## REQUIRED TASK
Check each line of the material below, and copy it if it holds the string "name".

## EXERCISE INPUT

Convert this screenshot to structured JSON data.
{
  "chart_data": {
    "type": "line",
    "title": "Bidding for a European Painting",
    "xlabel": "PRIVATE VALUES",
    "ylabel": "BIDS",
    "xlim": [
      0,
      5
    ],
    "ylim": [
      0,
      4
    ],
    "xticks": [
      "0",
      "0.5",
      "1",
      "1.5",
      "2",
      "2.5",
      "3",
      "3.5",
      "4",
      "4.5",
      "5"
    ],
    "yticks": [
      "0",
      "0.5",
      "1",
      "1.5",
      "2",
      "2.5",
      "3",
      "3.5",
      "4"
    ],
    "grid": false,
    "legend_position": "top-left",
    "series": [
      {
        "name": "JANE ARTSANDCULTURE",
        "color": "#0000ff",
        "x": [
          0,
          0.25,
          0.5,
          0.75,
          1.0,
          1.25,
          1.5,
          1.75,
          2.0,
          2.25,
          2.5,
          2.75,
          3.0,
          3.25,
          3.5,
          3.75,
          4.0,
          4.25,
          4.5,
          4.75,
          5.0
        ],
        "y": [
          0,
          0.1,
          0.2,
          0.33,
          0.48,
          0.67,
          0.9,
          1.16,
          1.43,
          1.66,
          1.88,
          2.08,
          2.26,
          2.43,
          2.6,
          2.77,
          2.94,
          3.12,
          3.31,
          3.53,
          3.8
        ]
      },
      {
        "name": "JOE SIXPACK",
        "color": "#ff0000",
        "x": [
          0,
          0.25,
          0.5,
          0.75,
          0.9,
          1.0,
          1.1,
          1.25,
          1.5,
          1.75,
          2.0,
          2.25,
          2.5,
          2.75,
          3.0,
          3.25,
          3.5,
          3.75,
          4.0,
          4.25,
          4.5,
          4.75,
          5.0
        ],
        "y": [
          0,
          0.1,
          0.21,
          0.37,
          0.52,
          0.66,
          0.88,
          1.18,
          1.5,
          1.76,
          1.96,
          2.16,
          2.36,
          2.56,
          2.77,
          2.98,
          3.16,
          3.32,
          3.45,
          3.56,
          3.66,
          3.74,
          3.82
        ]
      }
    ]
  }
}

## RESULT OF THE EXERCISE
        "name": "JANE ARTSANDCULTURE",
        "name": "JOE SIXPACK",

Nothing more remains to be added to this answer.